* [The problem]: Find the string "длине" and gather every line that holds it.

* [Material provided]:
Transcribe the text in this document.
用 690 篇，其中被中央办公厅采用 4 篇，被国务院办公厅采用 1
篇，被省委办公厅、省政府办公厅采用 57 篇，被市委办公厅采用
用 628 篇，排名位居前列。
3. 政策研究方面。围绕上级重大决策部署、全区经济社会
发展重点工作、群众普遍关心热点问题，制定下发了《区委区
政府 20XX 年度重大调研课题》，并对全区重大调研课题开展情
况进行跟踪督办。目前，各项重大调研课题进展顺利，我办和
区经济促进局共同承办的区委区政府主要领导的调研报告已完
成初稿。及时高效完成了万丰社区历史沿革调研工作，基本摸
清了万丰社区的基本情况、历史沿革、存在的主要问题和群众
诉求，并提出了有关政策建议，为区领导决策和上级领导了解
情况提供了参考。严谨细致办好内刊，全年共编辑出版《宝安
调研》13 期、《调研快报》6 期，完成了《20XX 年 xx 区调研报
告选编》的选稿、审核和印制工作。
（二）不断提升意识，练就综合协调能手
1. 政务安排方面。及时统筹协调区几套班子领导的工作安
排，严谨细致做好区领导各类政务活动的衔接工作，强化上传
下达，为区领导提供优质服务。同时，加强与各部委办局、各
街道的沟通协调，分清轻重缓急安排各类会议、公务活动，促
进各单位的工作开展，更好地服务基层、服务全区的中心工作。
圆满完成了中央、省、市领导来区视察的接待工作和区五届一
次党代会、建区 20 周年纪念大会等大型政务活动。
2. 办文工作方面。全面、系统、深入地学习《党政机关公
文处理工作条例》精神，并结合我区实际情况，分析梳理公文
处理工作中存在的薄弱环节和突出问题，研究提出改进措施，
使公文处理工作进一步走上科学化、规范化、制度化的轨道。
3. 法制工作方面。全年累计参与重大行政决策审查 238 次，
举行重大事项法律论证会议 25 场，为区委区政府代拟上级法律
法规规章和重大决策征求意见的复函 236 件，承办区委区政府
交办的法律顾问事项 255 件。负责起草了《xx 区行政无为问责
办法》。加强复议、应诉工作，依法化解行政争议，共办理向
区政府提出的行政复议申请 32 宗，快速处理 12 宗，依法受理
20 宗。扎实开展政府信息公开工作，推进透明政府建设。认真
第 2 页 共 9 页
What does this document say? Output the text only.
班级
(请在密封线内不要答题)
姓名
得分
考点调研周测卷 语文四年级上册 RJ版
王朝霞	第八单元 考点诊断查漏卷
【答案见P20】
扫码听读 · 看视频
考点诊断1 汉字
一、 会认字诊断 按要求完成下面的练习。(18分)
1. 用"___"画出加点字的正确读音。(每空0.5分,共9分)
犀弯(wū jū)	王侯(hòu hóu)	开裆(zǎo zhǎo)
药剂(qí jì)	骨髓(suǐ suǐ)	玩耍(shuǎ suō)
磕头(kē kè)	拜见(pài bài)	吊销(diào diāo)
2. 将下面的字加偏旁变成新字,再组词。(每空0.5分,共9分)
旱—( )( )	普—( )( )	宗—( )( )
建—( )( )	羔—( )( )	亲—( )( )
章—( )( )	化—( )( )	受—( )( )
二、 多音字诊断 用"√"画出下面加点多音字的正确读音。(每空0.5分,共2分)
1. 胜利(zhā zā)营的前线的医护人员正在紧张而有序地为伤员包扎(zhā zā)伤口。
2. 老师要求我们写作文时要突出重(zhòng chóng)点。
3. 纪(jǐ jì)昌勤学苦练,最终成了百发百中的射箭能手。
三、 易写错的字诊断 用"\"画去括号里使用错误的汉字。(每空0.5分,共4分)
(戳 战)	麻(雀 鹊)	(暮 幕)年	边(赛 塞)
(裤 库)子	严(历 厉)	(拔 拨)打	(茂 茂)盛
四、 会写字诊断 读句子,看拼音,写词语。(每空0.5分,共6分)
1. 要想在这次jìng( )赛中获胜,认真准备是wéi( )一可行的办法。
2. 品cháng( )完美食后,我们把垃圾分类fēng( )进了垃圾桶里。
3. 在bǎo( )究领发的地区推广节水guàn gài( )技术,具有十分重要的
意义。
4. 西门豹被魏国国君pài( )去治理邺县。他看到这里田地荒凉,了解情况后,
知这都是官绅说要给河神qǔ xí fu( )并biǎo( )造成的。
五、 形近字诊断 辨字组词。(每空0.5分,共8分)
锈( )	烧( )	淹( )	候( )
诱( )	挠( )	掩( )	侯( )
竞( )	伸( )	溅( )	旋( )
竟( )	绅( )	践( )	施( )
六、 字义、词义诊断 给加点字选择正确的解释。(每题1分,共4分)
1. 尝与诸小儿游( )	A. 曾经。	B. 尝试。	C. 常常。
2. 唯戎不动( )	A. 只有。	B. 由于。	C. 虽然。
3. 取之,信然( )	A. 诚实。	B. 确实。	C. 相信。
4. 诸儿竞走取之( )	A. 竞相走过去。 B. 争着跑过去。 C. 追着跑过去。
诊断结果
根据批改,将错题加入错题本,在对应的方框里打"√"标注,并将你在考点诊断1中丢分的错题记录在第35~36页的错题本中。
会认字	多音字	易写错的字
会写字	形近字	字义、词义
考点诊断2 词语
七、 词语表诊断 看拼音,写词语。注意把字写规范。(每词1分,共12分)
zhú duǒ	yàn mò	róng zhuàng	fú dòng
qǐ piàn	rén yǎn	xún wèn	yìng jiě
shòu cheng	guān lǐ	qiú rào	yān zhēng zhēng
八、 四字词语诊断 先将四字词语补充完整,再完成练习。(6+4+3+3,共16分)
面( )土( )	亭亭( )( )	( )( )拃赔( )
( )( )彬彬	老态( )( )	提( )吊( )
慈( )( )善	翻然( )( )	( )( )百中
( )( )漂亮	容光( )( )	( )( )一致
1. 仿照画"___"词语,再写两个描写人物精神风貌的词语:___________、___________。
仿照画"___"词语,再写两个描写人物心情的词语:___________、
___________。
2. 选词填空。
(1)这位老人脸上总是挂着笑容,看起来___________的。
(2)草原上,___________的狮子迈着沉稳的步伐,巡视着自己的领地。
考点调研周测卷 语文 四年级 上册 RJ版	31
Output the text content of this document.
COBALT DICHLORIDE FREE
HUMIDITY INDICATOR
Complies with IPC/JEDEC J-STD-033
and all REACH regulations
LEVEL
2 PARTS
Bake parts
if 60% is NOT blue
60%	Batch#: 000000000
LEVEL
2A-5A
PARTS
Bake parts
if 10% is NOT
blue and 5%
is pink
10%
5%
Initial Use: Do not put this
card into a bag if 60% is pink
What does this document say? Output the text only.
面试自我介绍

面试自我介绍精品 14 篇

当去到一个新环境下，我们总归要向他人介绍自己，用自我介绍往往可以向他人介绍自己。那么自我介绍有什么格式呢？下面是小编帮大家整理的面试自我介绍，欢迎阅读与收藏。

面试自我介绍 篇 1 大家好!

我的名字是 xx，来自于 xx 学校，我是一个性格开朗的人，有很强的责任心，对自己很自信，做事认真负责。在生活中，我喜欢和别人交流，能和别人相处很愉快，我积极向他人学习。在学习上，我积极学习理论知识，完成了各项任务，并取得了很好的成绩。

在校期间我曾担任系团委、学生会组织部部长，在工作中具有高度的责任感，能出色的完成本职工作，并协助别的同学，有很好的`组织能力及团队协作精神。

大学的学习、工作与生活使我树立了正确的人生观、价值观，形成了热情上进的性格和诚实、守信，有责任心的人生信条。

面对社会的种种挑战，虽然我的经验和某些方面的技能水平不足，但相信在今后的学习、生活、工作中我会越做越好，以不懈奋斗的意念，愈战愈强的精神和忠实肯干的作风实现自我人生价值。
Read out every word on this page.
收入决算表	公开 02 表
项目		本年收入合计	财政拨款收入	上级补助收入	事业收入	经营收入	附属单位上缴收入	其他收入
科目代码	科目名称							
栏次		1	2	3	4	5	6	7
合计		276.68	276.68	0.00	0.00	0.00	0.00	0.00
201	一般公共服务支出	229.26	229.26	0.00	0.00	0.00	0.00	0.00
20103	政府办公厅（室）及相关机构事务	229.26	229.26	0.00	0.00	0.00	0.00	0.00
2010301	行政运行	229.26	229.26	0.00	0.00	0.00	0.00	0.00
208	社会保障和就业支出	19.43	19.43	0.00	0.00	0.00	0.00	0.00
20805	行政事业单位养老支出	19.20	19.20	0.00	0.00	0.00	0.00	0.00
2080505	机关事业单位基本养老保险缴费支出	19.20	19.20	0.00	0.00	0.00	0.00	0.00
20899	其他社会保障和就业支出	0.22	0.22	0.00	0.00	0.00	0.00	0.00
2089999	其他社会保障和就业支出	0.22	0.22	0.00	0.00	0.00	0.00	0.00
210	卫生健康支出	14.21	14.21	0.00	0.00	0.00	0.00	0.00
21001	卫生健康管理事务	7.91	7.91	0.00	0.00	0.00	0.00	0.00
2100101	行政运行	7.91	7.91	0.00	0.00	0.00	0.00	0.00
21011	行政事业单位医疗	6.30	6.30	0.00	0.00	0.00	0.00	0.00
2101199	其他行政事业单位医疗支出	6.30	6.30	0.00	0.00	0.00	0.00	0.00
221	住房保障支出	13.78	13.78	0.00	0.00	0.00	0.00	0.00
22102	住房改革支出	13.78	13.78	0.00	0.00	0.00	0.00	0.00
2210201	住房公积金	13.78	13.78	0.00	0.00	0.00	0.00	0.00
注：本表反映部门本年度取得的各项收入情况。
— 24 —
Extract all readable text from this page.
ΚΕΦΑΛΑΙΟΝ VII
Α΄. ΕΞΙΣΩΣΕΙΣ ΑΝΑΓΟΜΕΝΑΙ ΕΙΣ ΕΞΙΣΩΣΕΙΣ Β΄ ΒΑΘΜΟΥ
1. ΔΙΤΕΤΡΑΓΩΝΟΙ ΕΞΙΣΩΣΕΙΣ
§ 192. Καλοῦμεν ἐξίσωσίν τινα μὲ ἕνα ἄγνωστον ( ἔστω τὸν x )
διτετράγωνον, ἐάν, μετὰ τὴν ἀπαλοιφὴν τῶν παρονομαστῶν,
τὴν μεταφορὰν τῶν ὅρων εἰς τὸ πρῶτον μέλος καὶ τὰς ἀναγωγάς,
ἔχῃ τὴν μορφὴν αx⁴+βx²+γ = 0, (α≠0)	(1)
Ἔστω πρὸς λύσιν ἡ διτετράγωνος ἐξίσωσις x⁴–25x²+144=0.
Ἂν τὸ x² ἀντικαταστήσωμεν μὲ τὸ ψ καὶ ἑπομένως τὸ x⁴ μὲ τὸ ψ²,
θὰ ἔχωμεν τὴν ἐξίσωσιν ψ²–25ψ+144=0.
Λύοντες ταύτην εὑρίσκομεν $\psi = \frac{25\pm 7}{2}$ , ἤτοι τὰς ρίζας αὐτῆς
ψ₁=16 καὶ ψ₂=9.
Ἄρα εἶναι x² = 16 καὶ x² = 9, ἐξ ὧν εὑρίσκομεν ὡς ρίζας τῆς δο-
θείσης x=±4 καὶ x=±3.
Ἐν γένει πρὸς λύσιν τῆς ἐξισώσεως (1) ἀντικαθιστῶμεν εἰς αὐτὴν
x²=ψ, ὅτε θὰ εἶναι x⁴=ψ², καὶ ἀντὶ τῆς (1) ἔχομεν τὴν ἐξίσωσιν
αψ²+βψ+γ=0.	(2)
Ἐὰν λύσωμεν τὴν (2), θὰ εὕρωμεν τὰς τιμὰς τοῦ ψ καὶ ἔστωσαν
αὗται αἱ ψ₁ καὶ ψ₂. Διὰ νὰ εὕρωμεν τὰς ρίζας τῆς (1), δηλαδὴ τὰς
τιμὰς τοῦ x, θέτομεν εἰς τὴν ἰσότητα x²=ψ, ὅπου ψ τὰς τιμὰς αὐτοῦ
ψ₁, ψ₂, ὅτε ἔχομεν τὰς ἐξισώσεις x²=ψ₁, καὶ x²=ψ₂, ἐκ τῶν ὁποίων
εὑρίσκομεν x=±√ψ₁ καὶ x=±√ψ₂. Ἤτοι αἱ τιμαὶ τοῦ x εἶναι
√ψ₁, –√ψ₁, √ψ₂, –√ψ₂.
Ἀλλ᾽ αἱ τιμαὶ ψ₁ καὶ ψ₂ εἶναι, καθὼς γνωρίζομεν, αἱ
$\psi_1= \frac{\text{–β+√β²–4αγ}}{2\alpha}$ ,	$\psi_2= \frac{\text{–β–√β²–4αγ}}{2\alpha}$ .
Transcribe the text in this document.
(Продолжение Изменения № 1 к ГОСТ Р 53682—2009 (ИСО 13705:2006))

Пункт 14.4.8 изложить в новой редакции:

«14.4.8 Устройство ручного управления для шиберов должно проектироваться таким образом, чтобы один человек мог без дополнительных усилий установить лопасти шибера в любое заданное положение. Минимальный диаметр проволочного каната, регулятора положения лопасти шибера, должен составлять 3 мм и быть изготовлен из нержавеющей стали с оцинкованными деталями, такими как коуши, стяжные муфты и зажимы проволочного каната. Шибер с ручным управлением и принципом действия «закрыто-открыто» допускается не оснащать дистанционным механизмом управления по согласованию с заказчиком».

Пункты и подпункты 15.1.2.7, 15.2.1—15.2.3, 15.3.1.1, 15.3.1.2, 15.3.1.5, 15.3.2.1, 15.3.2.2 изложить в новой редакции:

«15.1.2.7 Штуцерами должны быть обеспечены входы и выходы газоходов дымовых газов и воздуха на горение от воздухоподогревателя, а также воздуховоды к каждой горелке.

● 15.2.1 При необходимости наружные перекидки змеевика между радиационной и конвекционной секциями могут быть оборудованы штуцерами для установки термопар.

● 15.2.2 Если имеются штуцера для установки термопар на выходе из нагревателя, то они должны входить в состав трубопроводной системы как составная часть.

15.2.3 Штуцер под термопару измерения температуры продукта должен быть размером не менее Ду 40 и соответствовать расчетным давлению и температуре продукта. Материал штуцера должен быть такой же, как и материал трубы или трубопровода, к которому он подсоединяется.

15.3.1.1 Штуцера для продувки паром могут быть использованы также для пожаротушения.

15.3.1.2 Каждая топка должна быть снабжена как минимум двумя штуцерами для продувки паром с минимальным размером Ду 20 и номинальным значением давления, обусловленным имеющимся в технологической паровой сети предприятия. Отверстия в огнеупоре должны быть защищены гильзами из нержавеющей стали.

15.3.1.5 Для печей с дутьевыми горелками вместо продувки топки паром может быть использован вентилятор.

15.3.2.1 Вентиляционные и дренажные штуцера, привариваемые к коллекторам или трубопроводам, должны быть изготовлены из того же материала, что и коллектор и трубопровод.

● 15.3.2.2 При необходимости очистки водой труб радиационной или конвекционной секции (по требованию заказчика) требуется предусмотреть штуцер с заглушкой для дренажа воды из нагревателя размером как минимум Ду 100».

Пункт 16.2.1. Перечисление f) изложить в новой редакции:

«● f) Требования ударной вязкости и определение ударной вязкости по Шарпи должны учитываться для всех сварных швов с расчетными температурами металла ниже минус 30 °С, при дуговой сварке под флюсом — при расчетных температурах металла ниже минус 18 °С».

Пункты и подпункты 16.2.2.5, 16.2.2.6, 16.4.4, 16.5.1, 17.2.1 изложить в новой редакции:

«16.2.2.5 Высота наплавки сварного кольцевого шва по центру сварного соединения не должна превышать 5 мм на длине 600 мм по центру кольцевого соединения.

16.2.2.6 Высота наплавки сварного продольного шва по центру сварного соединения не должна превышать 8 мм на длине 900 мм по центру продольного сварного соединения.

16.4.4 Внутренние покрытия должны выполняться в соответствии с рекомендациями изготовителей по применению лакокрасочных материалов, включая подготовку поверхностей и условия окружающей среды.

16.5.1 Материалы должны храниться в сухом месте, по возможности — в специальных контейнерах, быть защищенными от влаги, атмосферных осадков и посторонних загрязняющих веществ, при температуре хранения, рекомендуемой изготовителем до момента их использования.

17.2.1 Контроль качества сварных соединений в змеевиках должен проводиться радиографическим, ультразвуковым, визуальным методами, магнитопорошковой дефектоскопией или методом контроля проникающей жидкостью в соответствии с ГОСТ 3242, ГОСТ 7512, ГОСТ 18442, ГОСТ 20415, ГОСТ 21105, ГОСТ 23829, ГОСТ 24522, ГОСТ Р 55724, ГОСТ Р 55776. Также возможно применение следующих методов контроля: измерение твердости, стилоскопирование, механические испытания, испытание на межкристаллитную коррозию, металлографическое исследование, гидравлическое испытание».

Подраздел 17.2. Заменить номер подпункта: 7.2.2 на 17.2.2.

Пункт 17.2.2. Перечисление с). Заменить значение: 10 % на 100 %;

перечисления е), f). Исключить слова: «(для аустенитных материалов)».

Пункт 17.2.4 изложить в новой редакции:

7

* [Task response]:
«16.2.2.5 Высота наплавки сварного кольцевого шва по центру сварного соединения не должна превышать 5 мм на длине 600 мм по центру кольцевого соединения.
16.2.2.6 Высота наплавки сварного продольного шва по центру сварного соединения не должна превышать 8 мм на длине 900 мм по центру продольного сварного соединения.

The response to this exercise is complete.